#### [YOUR TASK]
Determine how many lines in the records below contain "Hofmeister", then state that number alone.

#### [MATERIALS PROVIDED]
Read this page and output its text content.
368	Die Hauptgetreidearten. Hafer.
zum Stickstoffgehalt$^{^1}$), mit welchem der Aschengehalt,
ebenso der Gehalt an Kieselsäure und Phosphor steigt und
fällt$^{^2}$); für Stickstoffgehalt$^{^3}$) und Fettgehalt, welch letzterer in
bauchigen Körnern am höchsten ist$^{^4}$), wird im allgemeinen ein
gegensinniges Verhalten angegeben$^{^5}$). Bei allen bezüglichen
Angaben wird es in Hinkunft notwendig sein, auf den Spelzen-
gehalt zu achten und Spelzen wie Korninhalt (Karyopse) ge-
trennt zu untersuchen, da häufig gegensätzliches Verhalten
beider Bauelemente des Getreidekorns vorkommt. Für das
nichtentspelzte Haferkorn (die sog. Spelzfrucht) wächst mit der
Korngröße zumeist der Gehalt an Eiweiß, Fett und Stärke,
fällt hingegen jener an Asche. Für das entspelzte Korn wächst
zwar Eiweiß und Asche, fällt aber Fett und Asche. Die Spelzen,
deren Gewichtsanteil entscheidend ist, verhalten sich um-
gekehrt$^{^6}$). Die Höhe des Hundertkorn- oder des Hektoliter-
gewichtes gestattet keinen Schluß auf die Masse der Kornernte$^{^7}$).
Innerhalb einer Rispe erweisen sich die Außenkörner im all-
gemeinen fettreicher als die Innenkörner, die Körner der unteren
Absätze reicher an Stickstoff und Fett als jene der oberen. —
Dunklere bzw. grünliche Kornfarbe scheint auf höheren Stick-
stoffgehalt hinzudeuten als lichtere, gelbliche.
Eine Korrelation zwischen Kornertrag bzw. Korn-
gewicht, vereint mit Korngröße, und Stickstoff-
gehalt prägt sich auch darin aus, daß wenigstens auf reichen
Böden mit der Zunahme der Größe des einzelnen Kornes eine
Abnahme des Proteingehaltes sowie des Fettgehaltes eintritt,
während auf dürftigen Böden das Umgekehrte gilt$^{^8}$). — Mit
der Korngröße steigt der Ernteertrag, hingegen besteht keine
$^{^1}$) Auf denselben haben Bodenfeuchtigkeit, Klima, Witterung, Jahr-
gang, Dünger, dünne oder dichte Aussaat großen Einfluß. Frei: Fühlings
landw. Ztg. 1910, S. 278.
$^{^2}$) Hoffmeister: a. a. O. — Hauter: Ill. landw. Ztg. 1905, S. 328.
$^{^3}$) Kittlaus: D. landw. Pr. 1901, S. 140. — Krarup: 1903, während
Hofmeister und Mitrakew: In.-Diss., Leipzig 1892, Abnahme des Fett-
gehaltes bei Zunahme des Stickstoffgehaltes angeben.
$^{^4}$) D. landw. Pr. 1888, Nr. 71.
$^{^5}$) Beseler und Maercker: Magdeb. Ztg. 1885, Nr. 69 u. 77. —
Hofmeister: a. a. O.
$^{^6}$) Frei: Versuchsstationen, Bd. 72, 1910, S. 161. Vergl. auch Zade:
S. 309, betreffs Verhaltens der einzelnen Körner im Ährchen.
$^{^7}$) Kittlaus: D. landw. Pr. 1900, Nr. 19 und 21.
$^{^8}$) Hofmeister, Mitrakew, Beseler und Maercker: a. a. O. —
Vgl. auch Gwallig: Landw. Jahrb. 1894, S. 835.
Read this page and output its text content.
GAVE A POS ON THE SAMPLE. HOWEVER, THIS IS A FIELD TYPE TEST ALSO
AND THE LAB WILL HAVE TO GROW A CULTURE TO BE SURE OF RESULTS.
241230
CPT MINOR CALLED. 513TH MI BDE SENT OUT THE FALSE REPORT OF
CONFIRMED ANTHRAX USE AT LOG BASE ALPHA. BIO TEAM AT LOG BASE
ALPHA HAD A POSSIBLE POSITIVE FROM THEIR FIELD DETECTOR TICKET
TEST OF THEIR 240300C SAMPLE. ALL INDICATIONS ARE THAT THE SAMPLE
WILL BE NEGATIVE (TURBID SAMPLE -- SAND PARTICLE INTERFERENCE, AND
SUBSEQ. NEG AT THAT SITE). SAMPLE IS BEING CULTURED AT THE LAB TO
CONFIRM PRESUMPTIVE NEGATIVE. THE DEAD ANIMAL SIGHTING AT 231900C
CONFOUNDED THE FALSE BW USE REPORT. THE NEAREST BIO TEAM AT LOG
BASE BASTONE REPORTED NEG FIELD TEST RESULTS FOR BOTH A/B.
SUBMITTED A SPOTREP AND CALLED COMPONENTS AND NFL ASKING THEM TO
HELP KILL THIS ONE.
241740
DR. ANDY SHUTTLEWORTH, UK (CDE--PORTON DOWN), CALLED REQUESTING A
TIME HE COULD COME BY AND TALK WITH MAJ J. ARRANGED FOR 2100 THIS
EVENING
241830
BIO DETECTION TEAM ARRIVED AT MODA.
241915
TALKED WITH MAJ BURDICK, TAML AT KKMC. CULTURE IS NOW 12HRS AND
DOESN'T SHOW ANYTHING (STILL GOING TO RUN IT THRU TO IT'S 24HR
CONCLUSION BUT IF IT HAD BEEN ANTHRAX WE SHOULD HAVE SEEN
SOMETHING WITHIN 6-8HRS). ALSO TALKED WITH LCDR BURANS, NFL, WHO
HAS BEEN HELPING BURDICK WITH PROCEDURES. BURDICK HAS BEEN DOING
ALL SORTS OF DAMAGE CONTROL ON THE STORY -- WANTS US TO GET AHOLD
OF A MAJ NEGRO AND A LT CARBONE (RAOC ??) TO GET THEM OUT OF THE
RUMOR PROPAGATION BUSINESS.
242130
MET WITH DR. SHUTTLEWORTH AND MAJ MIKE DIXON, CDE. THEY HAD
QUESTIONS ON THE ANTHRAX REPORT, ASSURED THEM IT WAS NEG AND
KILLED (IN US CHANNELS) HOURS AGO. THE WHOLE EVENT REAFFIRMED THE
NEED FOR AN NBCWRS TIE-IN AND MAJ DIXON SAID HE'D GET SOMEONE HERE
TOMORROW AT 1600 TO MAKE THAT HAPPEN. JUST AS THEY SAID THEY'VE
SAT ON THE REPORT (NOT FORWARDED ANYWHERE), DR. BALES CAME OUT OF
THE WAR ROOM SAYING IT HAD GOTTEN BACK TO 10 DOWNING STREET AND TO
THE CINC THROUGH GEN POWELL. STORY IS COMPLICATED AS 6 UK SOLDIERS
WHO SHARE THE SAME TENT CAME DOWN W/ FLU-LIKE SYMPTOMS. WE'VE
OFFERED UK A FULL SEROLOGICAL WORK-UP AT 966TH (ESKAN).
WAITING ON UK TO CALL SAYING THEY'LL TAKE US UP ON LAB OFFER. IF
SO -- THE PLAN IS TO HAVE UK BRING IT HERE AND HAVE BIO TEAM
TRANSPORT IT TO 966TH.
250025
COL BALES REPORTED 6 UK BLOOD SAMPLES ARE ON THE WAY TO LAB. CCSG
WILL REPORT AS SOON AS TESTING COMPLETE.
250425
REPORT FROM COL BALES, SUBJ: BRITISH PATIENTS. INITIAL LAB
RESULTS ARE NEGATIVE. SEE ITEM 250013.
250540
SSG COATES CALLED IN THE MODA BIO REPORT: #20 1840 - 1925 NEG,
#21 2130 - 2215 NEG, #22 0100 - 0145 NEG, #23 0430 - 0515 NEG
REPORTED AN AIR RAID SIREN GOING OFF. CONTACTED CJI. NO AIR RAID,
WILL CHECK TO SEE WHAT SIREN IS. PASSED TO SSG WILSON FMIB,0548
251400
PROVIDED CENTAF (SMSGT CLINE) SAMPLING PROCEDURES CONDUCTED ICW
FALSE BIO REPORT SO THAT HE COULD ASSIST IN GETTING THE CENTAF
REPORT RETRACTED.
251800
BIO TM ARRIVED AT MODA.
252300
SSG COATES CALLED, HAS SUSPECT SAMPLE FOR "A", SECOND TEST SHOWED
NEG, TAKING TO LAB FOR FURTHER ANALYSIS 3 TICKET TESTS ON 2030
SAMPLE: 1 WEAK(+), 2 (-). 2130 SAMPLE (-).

#### [RESPONSE TO THIS TASK]
3